→ WHAT IS REQUIRED
Will you write out all the entries below exactly?

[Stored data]
<<<<

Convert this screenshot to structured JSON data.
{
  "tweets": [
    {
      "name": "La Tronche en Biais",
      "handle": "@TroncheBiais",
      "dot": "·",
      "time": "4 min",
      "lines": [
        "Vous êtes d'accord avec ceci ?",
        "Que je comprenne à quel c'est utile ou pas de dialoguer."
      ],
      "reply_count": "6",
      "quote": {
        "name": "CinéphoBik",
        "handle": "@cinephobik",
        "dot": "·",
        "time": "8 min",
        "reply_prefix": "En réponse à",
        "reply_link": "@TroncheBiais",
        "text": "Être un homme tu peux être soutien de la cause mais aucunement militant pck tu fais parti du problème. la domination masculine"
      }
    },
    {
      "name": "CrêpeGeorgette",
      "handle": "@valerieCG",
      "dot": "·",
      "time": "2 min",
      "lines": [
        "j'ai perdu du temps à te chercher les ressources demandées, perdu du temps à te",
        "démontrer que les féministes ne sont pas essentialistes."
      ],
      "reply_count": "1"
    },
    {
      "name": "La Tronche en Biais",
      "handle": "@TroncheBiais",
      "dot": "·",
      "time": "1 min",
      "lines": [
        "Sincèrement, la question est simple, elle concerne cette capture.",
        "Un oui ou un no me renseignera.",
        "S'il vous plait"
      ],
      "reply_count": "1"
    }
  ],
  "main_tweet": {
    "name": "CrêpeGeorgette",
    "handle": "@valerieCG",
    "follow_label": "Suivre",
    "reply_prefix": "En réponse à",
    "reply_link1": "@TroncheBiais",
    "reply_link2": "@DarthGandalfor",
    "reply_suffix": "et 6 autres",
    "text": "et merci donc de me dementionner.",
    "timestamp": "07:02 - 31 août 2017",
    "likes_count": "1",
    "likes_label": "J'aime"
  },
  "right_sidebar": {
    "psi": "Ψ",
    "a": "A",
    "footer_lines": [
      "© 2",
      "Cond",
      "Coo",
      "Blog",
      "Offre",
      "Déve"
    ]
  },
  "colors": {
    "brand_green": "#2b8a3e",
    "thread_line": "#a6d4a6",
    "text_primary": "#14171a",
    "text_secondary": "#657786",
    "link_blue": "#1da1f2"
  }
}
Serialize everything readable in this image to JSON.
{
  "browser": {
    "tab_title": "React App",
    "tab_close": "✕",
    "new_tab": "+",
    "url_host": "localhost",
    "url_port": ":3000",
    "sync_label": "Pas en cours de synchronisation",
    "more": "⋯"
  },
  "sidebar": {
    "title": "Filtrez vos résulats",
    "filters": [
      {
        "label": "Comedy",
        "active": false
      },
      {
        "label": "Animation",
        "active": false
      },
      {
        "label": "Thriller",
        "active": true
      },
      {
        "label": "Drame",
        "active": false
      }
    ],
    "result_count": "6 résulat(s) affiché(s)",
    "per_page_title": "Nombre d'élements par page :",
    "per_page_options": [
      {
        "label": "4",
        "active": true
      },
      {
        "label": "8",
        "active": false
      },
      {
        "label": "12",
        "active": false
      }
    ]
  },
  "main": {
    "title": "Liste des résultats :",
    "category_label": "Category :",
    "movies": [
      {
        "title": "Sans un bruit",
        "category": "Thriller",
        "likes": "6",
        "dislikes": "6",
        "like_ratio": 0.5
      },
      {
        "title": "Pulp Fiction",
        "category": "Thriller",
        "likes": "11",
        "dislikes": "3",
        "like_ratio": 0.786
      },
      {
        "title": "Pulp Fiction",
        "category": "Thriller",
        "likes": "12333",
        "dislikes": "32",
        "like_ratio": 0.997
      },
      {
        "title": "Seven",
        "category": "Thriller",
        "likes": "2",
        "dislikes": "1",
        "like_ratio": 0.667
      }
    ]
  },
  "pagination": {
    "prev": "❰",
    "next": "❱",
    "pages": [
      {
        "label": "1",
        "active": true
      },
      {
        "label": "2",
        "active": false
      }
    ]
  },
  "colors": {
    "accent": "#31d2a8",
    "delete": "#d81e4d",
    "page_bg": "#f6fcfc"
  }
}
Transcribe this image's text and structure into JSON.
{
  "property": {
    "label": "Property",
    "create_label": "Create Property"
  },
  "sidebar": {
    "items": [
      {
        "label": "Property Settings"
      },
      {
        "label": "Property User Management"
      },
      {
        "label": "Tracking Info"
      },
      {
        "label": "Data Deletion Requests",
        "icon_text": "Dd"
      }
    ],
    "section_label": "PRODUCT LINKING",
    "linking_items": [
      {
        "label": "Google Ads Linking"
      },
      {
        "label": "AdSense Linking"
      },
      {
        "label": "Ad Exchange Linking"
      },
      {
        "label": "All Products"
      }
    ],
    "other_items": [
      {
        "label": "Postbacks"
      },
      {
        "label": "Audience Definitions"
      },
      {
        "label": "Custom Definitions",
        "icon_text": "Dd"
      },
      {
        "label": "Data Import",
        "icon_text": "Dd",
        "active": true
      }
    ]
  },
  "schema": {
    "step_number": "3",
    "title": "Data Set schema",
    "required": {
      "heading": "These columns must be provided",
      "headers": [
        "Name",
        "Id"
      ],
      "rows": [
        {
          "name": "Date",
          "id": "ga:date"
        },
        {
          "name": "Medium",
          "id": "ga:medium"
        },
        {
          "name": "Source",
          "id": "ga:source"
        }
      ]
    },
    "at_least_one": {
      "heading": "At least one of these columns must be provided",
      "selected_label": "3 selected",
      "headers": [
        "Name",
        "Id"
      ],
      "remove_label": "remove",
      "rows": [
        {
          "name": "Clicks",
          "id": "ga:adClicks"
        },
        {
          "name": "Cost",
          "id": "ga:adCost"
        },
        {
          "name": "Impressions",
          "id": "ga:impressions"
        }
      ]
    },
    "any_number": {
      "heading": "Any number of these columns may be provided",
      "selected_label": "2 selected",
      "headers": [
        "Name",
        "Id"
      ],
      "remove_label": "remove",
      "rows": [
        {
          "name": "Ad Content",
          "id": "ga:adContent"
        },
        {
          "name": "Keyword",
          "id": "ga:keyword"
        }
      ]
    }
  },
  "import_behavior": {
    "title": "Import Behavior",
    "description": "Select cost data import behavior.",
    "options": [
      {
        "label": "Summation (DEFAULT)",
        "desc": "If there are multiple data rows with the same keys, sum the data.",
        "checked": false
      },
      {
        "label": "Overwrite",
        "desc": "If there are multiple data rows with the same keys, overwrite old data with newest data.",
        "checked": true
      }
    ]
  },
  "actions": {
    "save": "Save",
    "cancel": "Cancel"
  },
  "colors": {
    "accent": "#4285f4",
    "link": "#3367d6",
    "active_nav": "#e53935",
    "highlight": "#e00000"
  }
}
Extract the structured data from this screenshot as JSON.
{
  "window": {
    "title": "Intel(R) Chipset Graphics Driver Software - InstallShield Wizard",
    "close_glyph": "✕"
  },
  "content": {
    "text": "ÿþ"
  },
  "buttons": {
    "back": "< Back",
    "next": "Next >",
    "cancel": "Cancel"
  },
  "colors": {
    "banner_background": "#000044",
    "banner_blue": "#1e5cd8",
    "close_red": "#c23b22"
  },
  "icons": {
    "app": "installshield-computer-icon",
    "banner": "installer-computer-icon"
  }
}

>>>>

→ WRITTEN SOLUTION
Convert this screenshot to structured JSON data.
{
  "tweets": [
    {
      "name": "La Tronche en Biais",
      "handle": "@TroncheBiais",
      "dot": "·",
      "time": "4 min",
      "lines": [
        "Vous êtes d'accord avec ceci ?",
        "Que je comprenne à quel c'est utile ou pas de dialoguer."
      ],
      "reply_count": "6",
      "quote": {
        "name": "CinéphoBik",
        "handle": "@cinephobik",
        "dot": "·",
        "time": "8 min",
        "reply_prefix": "En réponse à",
        "reply_link": "@TroncheBiais",
        "text": "Être un homme tu peux être soutien de la cause mais aucunement militant pck tu fais parti du problème. la domination masculine"
      }
    },
    {
      "name": "CrêpeGeorgette",
      "handle": "@valerieCG",
      "dot": "·",
      "time": "2 min",
      "lines": [
        "j'ai perdu du temps à te chercher les ressources demandées, perdu du temps à te",
        "démontrer que les féministes ne sont pas essentialistes."
      ],
      "reply_count": "1"
    },
    {
      "name": "La Tronche en Biais",
      "handle": "@TroncheBiais",
      "dot": "·",
      "time": "1 min",
      "lines": [
        "Sincèrement, la question est simple, elle concerne cette capture.",
        "Un oui ou un no me renseignera.",
        "S'il vous plait"
      ],
      "reply_count": "1"
    }
  ],
  "main_tweet": {
    "name": "CrêpeGeorgette",
    "handle": "@valerieCG",
    "follow_label": "Suivre",
    "reply_prefix": "En réponse à",
    "reply_link1": "@TroncheBiais",
    "reply_link2": "@DarthGandalfor",
    "reply_suffix": "et 6 autres",
    "text": "et merci donc de me dementionner.",
    "timestamp": "07:02 - 31 août 2017",
    "likes_count": "1",
    "likes_label": "J'aime"
  },
  "right_sidebar": {
    "psi": "Ψ",
    "a": "A",
    "footer_lines": [
      "© 2",
      "Cond",
      "Coo",
      "Blog",
      "Offre",
      "Déve"
    ]
  },
  "colors": {
    "brand_green": "#2b8a3e",
    "thread_line": "#a6d4a6",
    "text_primary": "#14171a",
    "text_secondary": "#657786",
    "link_blue": "#1da1f2"
  }
}
Serialize everything readable in this image to JSON.
{
  "browser": {
    "tab_title": "React App",
    "tab_close": "✕",
    "new_tab": "+",
    "url_host": "localhost",
    "url_port": ":3000",
    "sync_label": "Pas en cours de synchronisation",
    "more": "⋯"
  },
  "sidebar": {
    "title": "Filtrez vos résulats",
    "filters": [
      {
        "label": "Comedy",
        "active": false
      },
      {
        "label": "Animation",
        "active": false
      },
      {
        "label": "Thriller",
        "active": true
      },
      {
        "label": "Drame",
        "active": false
      }
    ],
    "result_count": "6 résulat(s) affiché(s)",
    "per_page_title": "Nombre d'élements par page :",
    "per_page_options": [
      {
        "label": "4",
        "active": true
      },
      {
        "label": "8",
        "active": false
      },
      {
        "label": "12",
        "active": false
      }
    ]
  },
  "main": {
    "title": "Liste des résultats :",
    "category_label": "Category :",
    "movies": [
      {
        "title": "Sans un bruit",
        "category": "Thriller",
        "likes": "6",
        "dislikes": "6",
        "like_ratio": 0.5
      },
      {
        "title": "Pulp Fiction",
        "category": "Thriller",
        "likes": "11",
        "dislikes": "3",
        "like_ratio": 0.786
      },
      {
        "title": "Pulp Fiction",
        "category": "Thriller",
        "likes": "12333",
        "dislikes": "32",
        "like_ratio": 0.997
      },
      {
        "title": "Seven",
        "category": "Thriller",
        "likes": "2",
        "dislikes": "1",
        "like_ratio": 0.667
      }
    ]
  },
  "pagination": {
    "prev": "❰",
    "next": "❱",
    "pages": [
      {
        "label": "1",
        "active": true
      },
      {
        "label": "2",
        "active": false
      }
    ]
  },
  "colors": {
    "accent": "#31d2a8",
    "delete": "#d81e4d",
    "page_bg": "#f6fcfc"
  }
}
Transcribe this image's text and structure into JSON.
{
  "property": {
    "label": "Property",
    "create_label": "Create Property"
  },
  "sidebar": {
    "items": [
      {
        "label": "Property Settings"
      },
      {
        "label": "Property User Management"
      },
      {
        "label": "Tracking Info"
      },
      {
        "label": "Data Deletion Requests",
        "icon_text": "Dd"
      }
    ],
    "section_label": "PRODUCT LINKING",
    "linking_items": [
      {
        "label": "Google Ads Linking"
      },
      {
        "label": "AdSense Linking"
      },
      {
        "label": "Ad Exchange Linking"
      },
      {
        "label": "All Products"
      }
    ],
    "other_items": [
      {
        "label": "Postbacks"
      },
      {
        "label": "Audience Definitions"
      },
      {
        "label": "Custom Definitions",
        "icon_text": "Dd"
      },
      {
        "label": "Data Import",
        "icon_text": "Dd",
        "active": true
      }
    ]
  },
  "schema": {
    "step_number": "3",
    "title": "Data Set schema",
    "required": {
      "heading": "These columns must be provided",
      "headers": [
        "Name",
        "Id"
      ],
      "rows": [
        {
          "name": "Date",
          "id": "ga:date"
        },
        {
          "name": "Medium",
          "id": "ga:medium"
        },
        {
          "name": "Source",
          "id": "ga:source"
        }
      ]
    },
    "at_least_one": {
      "heading": "At least one of these columns must be provided",
      "selected_label": "3 selected",
      "headers": [
        "Name",
        "Id"
      ],
      "remove_label": "remove",
      "rows": [
        {
          "name": "Clicks",
          "id": "ga:adClicks"
        },
        {
          "name": "Cost",
          "id": "ga:adCost"
        },
        {
          "name": "Impressions",
          "id": "ga:impressions"
        }
      ]
    },
    "any_number": {
      "heading": "Any number of these columns may be provided",
      "selected_label": "2 selected",
      "headers": [
        "Name",
        "Id"
      ],
      "remove_label": "remove",
      "rows": [
        {
          "name": "Ad Content",
          "id": "ga:adContent"
        },
        {
          "name": "Keyword",
          "id": "ga:keyword"
        }
      ]
    }
  },
  "import_behavior": {
    "title": "Import Behavior",
    "description": "Select cost data import behavior.",
    "options": [
      {
        "label": "Summation (DEFAULT)",
        "desc": "If there are multiple data rows with the same keys, sum the data.",
        "checked": false
      },
      {
        "label": "Overwrite",
        "desc": "If there are multiple data rows with the same keys, overwrite old data with newest data.",
        "checked": true
      }
    ]
  },
  "actions": {
    "save": "Save",
    "cancel": "Cancel"
  },
  "colors": {
    "accent": "#4285f4",
    "link": "#3367d6",
    "active_nav": "#e53935",
    "highlight": "#e00000"
  }
}
Extract the structured data from this screenshot as JSON.
{
  "window": {
    "title": "Intel(R) Chipset Graphics Driver Software - InstallShield Wizard",
    "close_glyph": "✕"
  },
  "content": {
    "text": "ÿþ"
  },
  "buttons": {
    "back": "< Back",
    "next": "Next >",
    "cancel": "Cancel"
  },
  "colors": {
    "banner_background": "#000044",
    "banner_blue": "#1e5cd8",
    "close_red": "#c23b22"
  },
  "icons": {
    "app": "installshield-computer-icon",
    "banner": "installer-computer-icon"
  }
}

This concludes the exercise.